_What needs to be done_
Check each line of the listing below for the word "указанного" and say how many lines have it. Nothing else should be written.

Dataset entries
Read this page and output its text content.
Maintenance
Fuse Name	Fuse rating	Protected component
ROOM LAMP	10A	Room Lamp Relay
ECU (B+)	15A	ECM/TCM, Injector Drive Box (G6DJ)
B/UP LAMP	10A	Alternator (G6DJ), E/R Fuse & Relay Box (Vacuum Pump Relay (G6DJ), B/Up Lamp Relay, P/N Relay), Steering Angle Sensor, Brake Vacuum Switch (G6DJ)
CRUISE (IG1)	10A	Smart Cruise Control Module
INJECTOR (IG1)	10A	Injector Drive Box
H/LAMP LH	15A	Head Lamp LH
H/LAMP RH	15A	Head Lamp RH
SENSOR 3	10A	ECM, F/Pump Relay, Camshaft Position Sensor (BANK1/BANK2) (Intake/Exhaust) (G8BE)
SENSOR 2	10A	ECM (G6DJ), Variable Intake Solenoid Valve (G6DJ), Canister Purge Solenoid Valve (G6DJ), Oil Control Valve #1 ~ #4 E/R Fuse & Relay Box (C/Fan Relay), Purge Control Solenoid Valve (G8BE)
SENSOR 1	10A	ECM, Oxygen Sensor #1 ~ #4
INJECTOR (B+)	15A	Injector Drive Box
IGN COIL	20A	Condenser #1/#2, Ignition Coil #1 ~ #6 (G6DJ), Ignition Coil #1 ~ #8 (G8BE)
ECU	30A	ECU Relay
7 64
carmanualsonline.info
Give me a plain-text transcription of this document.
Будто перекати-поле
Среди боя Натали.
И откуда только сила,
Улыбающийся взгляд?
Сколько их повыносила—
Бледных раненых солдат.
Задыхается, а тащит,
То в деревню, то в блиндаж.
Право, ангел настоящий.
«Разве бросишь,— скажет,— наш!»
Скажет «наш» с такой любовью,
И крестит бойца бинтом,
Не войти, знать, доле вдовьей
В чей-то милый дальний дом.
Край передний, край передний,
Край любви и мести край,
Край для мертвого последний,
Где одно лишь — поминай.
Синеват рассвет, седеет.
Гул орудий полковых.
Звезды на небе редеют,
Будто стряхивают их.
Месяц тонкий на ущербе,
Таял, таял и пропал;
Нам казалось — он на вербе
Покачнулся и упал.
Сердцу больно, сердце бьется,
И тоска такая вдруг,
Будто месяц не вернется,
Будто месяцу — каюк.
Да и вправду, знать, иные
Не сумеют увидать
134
...
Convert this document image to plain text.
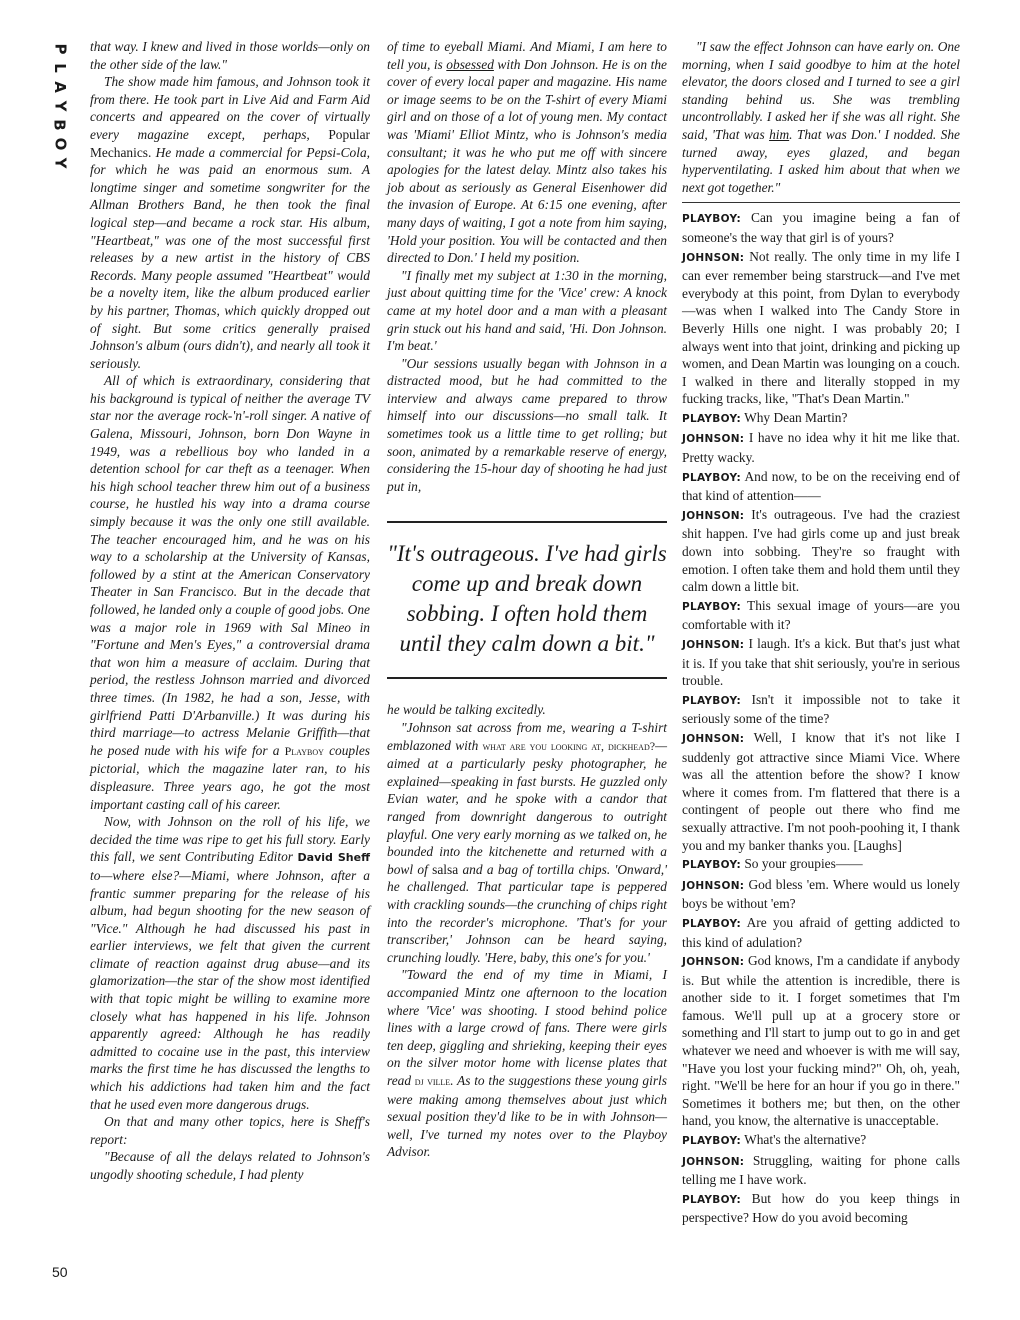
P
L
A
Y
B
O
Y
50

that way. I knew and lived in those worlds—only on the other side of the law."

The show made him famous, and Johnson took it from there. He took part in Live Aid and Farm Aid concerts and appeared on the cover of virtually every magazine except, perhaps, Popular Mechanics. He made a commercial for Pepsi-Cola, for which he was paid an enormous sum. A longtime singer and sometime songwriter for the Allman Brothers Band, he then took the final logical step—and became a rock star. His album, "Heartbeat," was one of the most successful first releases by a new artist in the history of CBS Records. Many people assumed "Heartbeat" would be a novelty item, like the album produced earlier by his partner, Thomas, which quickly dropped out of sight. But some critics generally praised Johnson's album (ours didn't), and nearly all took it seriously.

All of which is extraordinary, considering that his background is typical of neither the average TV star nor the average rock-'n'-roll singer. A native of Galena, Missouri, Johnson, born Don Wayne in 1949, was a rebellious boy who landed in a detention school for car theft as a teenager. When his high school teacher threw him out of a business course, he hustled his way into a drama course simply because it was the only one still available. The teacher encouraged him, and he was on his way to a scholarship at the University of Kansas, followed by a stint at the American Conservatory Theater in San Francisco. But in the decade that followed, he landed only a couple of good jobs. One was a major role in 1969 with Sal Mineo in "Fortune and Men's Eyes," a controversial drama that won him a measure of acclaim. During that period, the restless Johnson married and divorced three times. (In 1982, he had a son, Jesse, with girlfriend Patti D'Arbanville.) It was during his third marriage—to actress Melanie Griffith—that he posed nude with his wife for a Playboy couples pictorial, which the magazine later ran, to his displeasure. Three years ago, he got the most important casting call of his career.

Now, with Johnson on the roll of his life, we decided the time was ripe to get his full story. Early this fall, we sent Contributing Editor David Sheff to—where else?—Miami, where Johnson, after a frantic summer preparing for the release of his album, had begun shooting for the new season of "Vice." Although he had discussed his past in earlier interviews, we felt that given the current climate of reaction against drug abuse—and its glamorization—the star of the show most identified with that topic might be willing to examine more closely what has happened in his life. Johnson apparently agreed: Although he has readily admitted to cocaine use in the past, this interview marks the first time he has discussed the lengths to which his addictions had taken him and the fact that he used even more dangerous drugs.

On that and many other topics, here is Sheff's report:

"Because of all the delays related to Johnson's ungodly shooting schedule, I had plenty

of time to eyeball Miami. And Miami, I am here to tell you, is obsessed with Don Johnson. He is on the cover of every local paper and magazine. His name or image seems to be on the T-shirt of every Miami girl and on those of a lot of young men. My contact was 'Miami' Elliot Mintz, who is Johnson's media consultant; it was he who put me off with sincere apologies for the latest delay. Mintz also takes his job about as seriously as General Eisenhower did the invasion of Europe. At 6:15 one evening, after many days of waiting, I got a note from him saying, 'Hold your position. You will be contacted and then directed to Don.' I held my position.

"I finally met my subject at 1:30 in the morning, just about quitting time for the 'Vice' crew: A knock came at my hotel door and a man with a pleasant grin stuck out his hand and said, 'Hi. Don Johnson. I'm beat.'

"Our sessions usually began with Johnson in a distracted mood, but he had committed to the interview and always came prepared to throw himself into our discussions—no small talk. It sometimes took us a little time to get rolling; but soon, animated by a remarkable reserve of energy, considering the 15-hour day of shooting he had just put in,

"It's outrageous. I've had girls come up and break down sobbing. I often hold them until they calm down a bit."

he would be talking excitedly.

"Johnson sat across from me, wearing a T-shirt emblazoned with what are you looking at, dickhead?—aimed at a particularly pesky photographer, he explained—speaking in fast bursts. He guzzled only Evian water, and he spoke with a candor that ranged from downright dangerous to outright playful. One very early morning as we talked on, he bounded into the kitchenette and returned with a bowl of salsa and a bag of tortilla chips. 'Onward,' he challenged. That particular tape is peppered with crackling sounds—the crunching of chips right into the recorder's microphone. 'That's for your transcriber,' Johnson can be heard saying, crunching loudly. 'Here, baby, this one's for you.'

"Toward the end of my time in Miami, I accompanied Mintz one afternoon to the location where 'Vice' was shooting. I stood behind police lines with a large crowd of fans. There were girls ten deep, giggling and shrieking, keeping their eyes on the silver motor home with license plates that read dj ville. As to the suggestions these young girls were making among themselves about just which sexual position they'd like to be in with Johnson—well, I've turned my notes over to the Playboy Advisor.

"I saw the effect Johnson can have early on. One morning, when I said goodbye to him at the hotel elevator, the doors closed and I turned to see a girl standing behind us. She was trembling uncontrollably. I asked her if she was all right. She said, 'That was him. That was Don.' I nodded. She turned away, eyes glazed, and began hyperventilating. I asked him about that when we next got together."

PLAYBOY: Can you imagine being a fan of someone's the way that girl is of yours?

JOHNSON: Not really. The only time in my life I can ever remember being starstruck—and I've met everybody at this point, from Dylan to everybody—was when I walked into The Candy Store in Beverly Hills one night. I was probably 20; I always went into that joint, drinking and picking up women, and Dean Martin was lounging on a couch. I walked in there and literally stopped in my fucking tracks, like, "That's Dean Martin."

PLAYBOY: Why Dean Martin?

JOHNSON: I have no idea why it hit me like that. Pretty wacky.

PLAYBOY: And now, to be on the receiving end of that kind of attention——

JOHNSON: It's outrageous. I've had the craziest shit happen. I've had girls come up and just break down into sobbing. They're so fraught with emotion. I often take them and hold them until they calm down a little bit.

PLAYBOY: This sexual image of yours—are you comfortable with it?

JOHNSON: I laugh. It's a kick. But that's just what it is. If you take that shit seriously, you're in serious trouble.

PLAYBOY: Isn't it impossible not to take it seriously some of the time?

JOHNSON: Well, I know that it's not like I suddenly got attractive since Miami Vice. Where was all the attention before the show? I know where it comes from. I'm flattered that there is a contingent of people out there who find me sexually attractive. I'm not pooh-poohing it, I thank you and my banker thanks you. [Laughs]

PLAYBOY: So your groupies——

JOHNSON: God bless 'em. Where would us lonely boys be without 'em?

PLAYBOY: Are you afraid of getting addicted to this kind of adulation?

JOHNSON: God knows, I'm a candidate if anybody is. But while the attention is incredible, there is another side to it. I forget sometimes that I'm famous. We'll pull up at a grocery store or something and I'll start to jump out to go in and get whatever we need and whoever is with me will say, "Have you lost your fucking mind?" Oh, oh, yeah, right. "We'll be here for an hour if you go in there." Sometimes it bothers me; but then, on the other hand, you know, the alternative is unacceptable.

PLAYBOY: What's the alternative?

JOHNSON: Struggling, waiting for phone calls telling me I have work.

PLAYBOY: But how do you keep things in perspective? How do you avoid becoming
---
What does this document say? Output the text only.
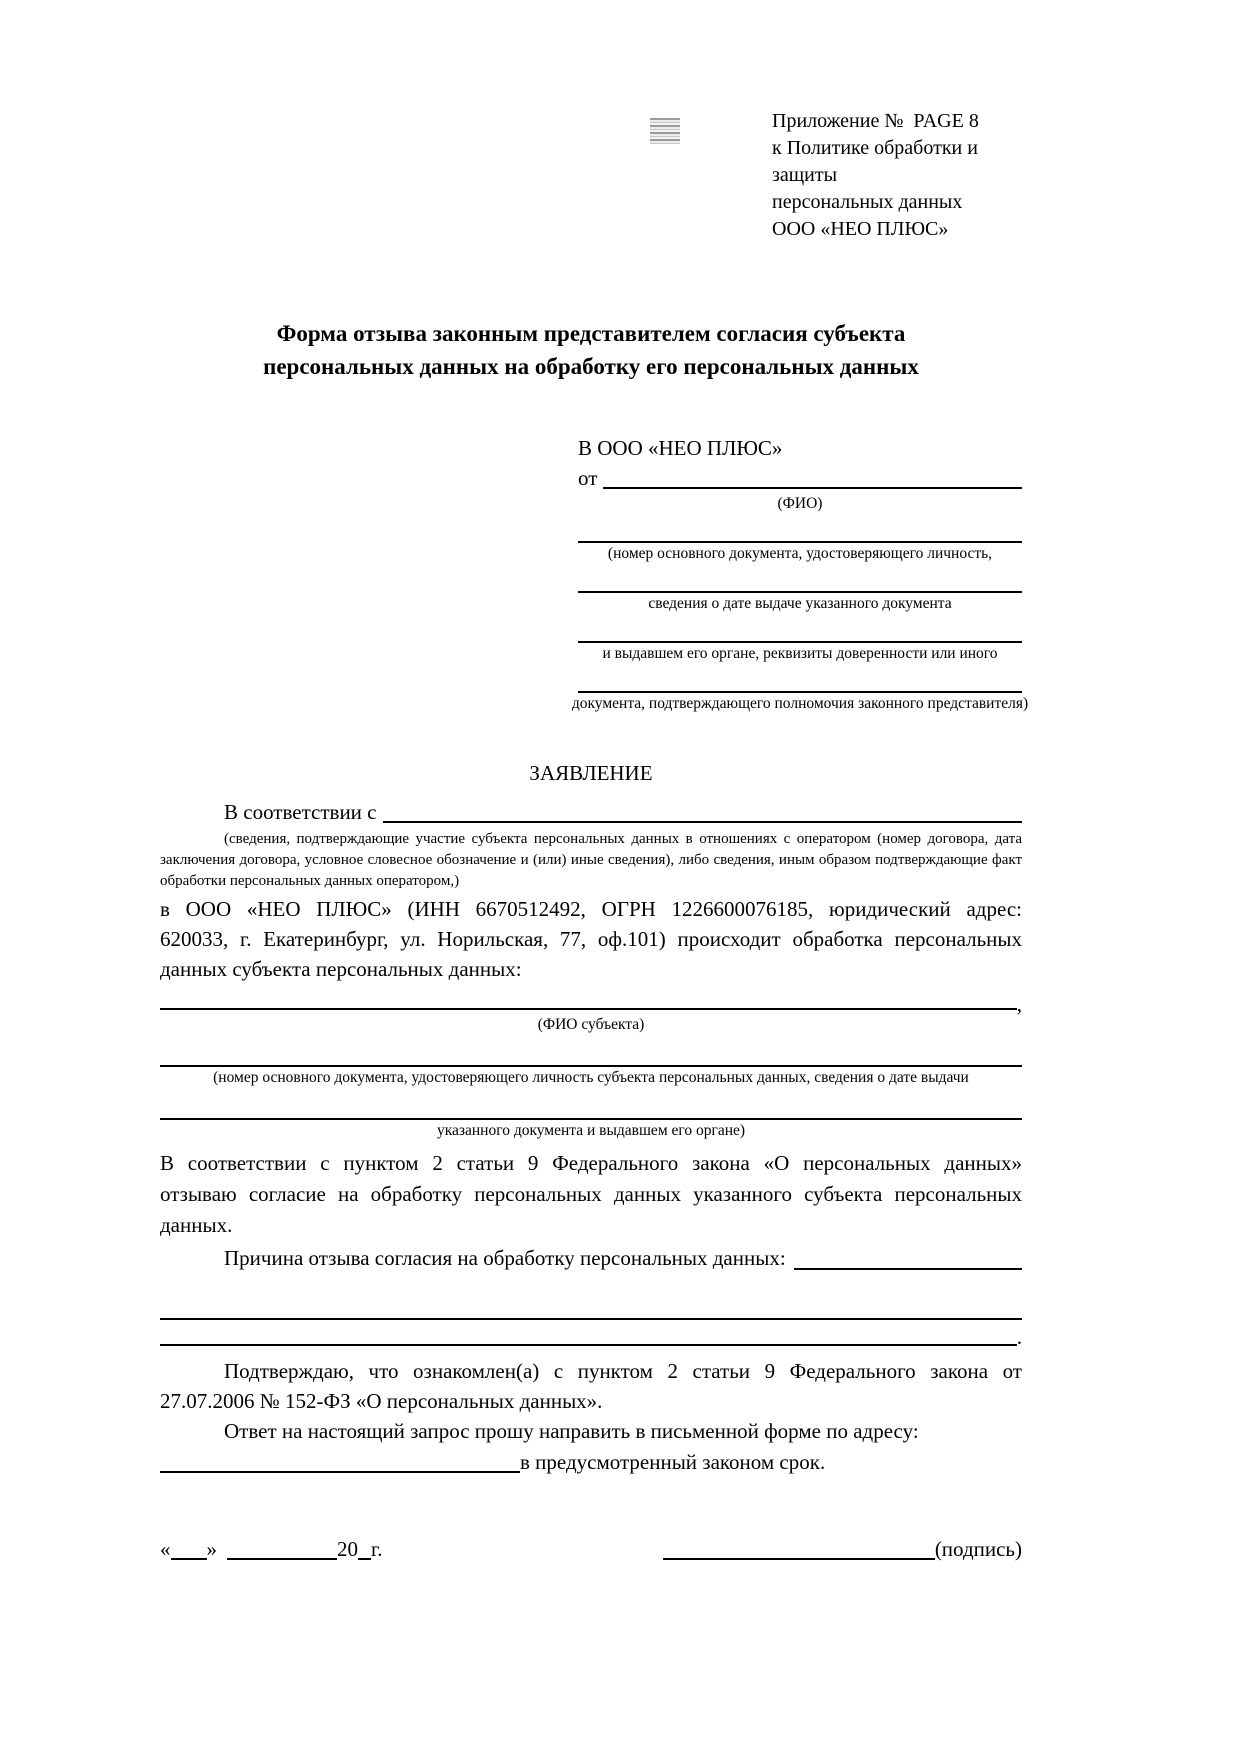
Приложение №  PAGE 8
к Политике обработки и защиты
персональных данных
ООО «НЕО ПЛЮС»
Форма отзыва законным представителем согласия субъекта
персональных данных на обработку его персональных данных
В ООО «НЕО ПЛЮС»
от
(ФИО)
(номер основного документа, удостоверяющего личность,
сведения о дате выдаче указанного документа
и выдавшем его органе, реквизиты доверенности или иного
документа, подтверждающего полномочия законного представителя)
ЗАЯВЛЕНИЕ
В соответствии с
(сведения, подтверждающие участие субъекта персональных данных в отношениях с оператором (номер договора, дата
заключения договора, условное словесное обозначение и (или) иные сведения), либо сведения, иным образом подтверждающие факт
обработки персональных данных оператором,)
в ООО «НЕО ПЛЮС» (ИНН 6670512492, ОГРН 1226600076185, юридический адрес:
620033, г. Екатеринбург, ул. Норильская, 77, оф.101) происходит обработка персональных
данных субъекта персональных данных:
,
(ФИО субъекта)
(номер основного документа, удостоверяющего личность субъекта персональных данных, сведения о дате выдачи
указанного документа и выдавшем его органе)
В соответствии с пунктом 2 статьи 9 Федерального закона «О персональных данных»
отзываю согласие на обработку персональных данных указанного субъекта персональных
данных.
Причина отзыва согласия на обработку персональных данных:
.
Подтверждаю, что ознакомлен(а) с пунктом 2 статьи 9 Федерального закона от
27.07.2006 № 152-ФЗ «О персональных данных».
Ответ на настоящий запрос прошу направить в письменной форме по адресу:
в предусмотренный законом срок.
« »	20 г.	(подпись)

_The answer_
3